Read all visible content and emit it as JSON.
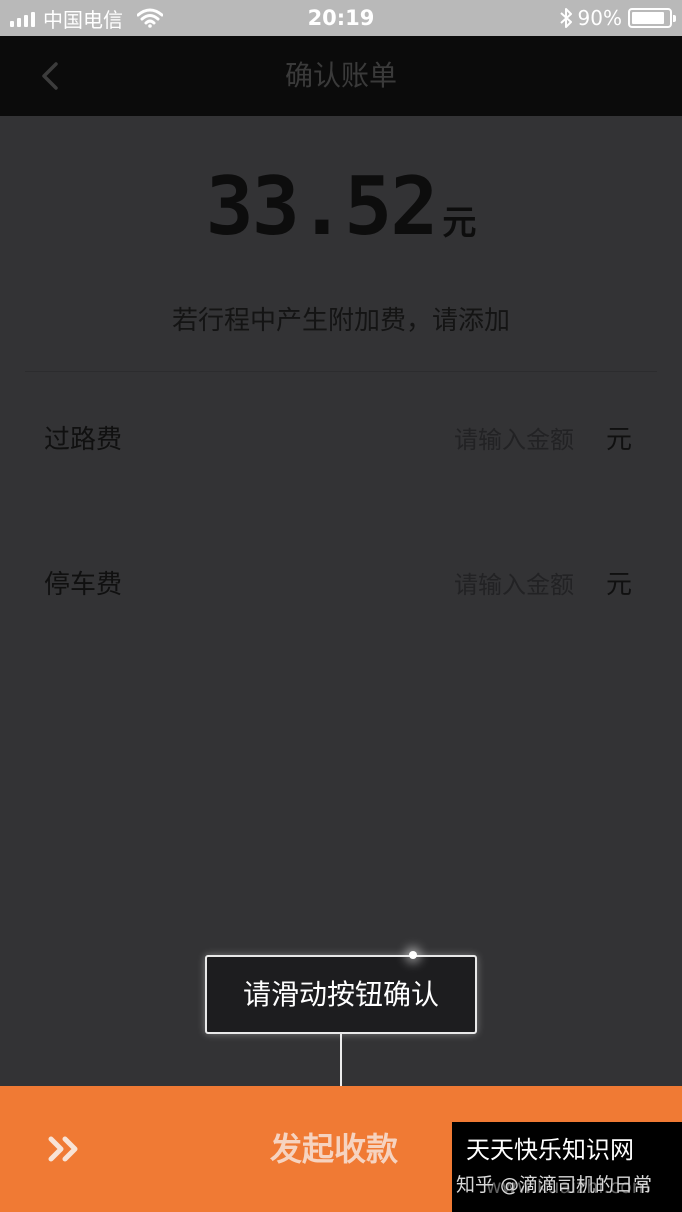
{
  "status_bar": {
    "carrier": "中国电信",
    "time": "20:19",
    "battery": "90%",
    "battery_level": 0.9
  },
  "header": {
    "title": "确认账单",
    "back_icon": "chevron-left-icon"
  },
  "bill": {
    "amount": "33.52",
    "unit": "元",
    "hint": "若行程中产生附加费，请添加"
  },
  "fees": [
    {
      "label": "过路费",
      "placeholder": "请输入金额",
      "unit": "元"
    },
    {
      "label": "停车费",
      "placeholder": "请输入金额",
      "unit": "元"
    }
  ],
  "tooltip": {
    "text": "请滑动按钮确认"
  },
  "slider": {
    "label": "发起收款",
    "handle_icon": "double-chevron-right-icon",
    "color": "#f07a34"
  },
  "watermark": {
    "title": "天天快乐知识网",
    "subtitle": "知乎 @滴滴司机的日常",
    "site": "www.kuaizhi.com"
  }
}
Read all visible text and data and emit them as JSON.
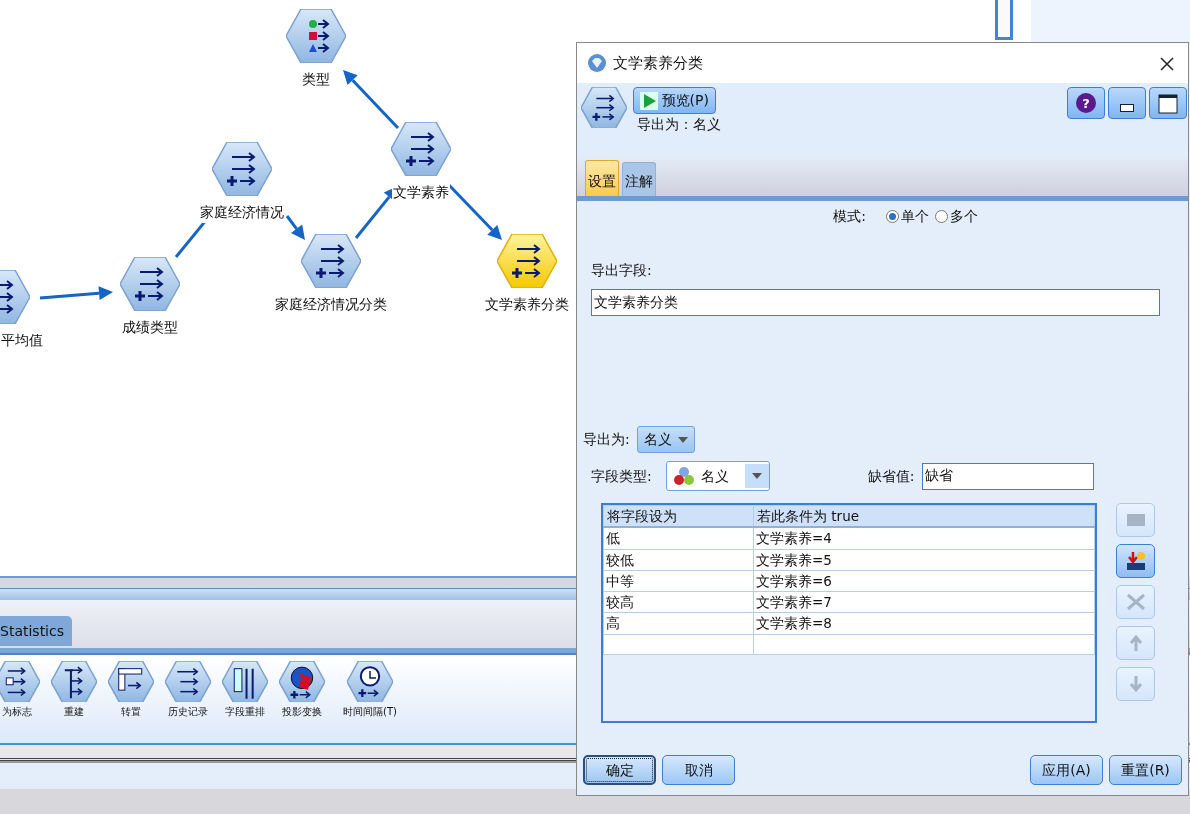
{
  "canvas": {
    "nodes": [
      {
        "label": "平均值",
        "kind": "derive",
        "selected": false
      },
      {
        "label": "成绩类型",
        "kind": "derive",
        "selected": false
      },
      {
        "label": "家庭经济情况",
        "kind": "derive",
        "selected": false
      },
      {
        "label": "家庭经济情况分类",
        "kind": "derive",
        "selected": false
      },
      {
        "label": "文学素养",
        "kind": "derive",
        "selected": false
      },
      {
        "label": "类型",
        "kind": "type",
        "selected": false
      },
      {
        "label": "文学素养分类",
        "kind": "derive",
        "selected": true
      }
    ]
  },
  "palette": {
    "tab": {
      "label": "Statistics"
    },
    "items": [
      {
        "label": "为标志",
        "kind": "flag"
      },
      {
        "label": "重建",
        "kind": "restructure"
      },
      {
        "label": "转置",
        "kind": "transpose"
      },
      {
        "label": "历史记录",
        "kind": "history"
      },
      {
        "label": "字段重排",
        "kind": "reorder"
      },
      {
        "label": "投影变换",
        "kind": "globe"
      },
      {
        "label": "时间间隔(T)",
        "kind": "clock"
      }
    ]
  },
  "dialog": {
    "title": "文学素养分类",
    "preview_button": "预览(P)",
    "summary": "导出为：名义",
    "tabs": [
      {
        "label": "设置",
        "selected": true
      },
      {
        "label": "注解",
        "selected": false
      }
    ],
    "mode": {
      "label": "模式:",
      "options": [
        {
          "label": "单个",
          "selected": true
        },
        {
          "label": "多个",
          "selected": false
        }
      ]
    },
    "derive_field": {
      "label": "导出字段:",
      "value": "文学素养分类"
    },
    "derive_as": {
      "label": "导出为:",
      "value": "名义"
    },
    "field_type": {
      "label": "字段类型:",
      "value": "名义"
    },
    "default_value": {
      "label": "缺省值:",
      "value": "缺省"
    },
    "table": {
      "columns": [
        "将字段设为",
        "若此条件为 true"
      ],
      "rows": [
        [
          "低",
          "文学素养=4"
        ],
        [
          "较低",
          "文学素养=5"
        ],
        [
          "中等",
          "文学素养=6"
        ],
        [
          "较高",
          "文学素养=7"
        ],
        [
          "高",
          "文学素养=8"
        ]
      ]
    },
    "side_buttons": [
      {
        "kind": "expression",
        "disabled": true
      },
      {
        "kind": "insert",
        "disabled": false
      },
      {
        "kind": "delete",
        "disabled": true
      },
      {
        "kind": "up",
        "disabled": true
      },
      {
        "kind": "down",
        "disabled": true
      }
    ],
    "help_button": "?",
    "left_buttons": [
      {
        "label": "确定",
        "focused": true
      },
      {
        "label": "取消",
        "focused": false
      }
    ],
    "right_buttons": [
      {
        "label": "应用(A)",
        "focused": false
      },
      {
        "label": "重置(R)",
        "focused": false
      }
    ]
  }
}
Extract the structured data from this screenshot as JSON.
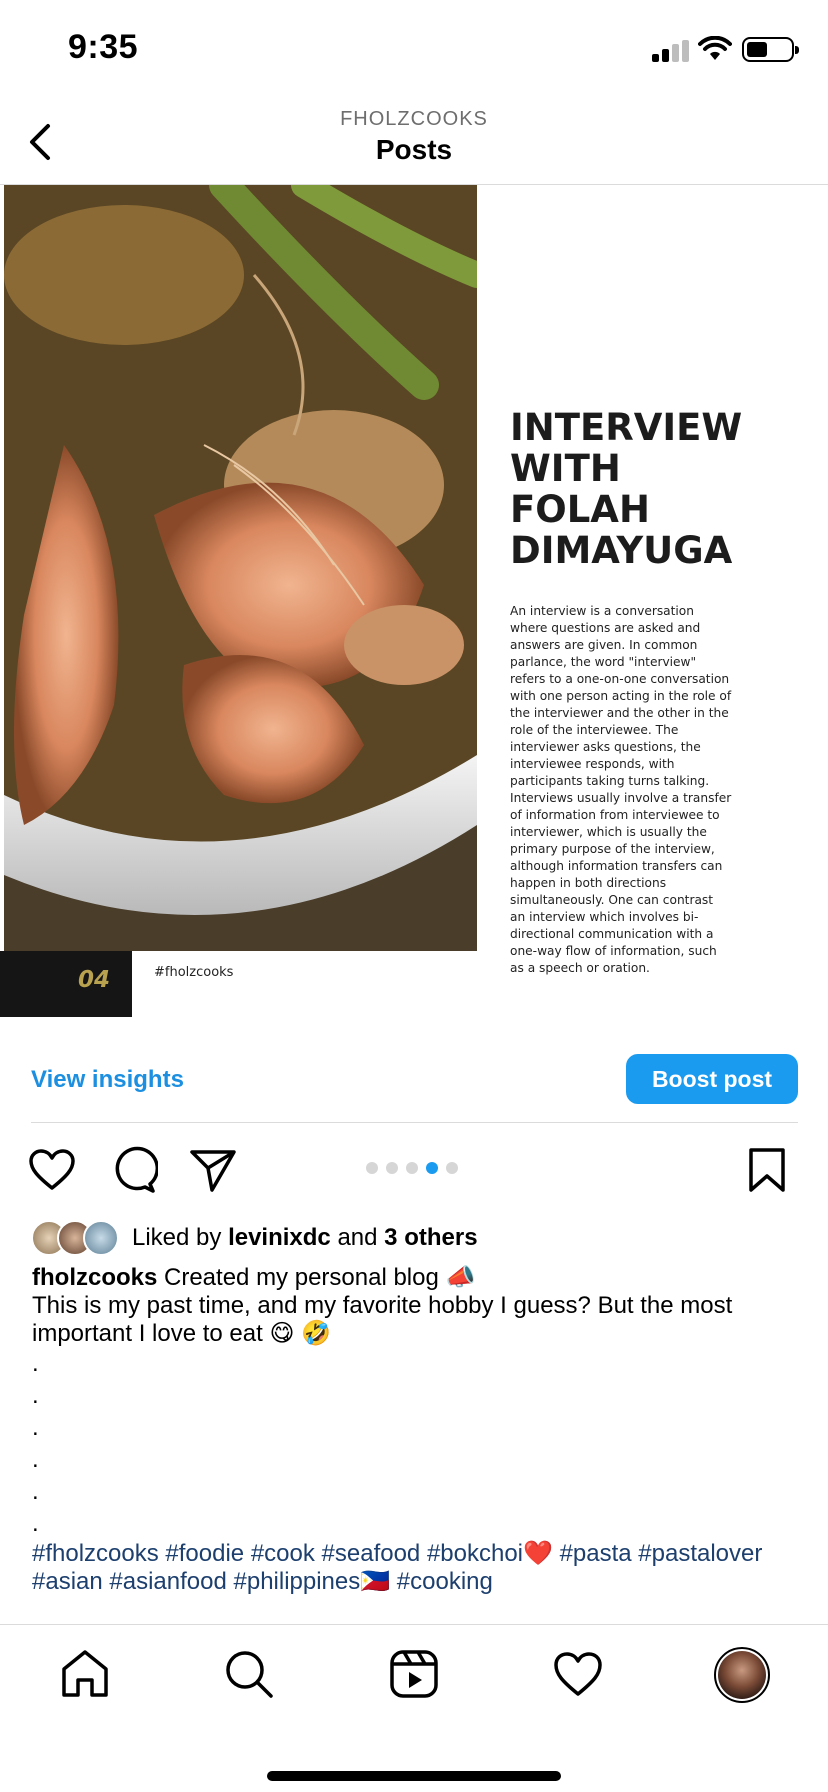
{
  "status_bar": {
    "time": "9:35"
  },
  "header": {
    "username": "FHOLZCOOKS",
    "title": "Posts"
  },
  "post_image": {
    "slide_number": "04",
    "hashtag": "#fholzcooks",
    "article_title_lines": [
      "INTERVIEW",
      "WITH",
      "FOLAH",
      "DIMAYUGA"
    ],
    "article_body": "An interview is a conversation where questions are asked and answers are given. In common parlance, the word \"interview\" refers to a one-on-one conversation with one person acting in the role of the interviewer and the other in the role of the interviewee. The interviewer asks questions, the interviewee responds, with participants taking turns talking. Interviews usually involve a transfer of information from interviewee to interviewer, which is usually the primary purpose of the interview, although information transfers can happen in both directions simultaneously. One can contrast an interview which involves bi-directional communication with a one-way flow of information, such as a speech or oration."
  },
  "insights": {
    "view_label": "View insights",
    "boost_label": "Boost post"
  },
  "carousel": {
    "total": 5,
    "active_index": 3
  },
  "likes": {
    "prefix": "Liked by ",
    "user": "levinixdc",
    "middle": " and ",
    "others": "3 others"
  },
  "caption": {
    "username": "fholzcooks",
    "first_line": " Created my personal blog 📣",
    "body": "This is my past time, and my favorite hobby I guess? But the most important I love to eat 😋 🤣",
    "dots": [
      ".",
      ".",
      ".",
      ".",
      ".",
      "."
    ],
    "hashtags": "#fholzcooks #foodie #cook #seafood #bokchoi❤️ #pasta #pastalover #asian #asianfood #philippines🇵🇭 #cooking"
  },
  "colors": {
    "accent": "#1a9bf0",
    "link": "#1d8fe0",
    "hashtag": "#1d3f6e",
    "slide_number": "#b8a24f"
  },
  "icons": {
    "back": "chevron-left-icon",
    "like": "heart-icon",
    "comment": "comment-icon",
    "share": "send-icon",
    "save": "bookmark-icon",
    "home": "home-icon",
    "search": "search-icon",
    "reels": "reels-icon",
    "activity": "heart-icon"
  }
}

•••••

Work to do
For the listing above, identify each line bearing "chevron".

Output for this task
    "back_icon": "chevron-left-icon"
    "handle_icon": "double-chevron-right-icon",
    "back": "chevron-left-icon",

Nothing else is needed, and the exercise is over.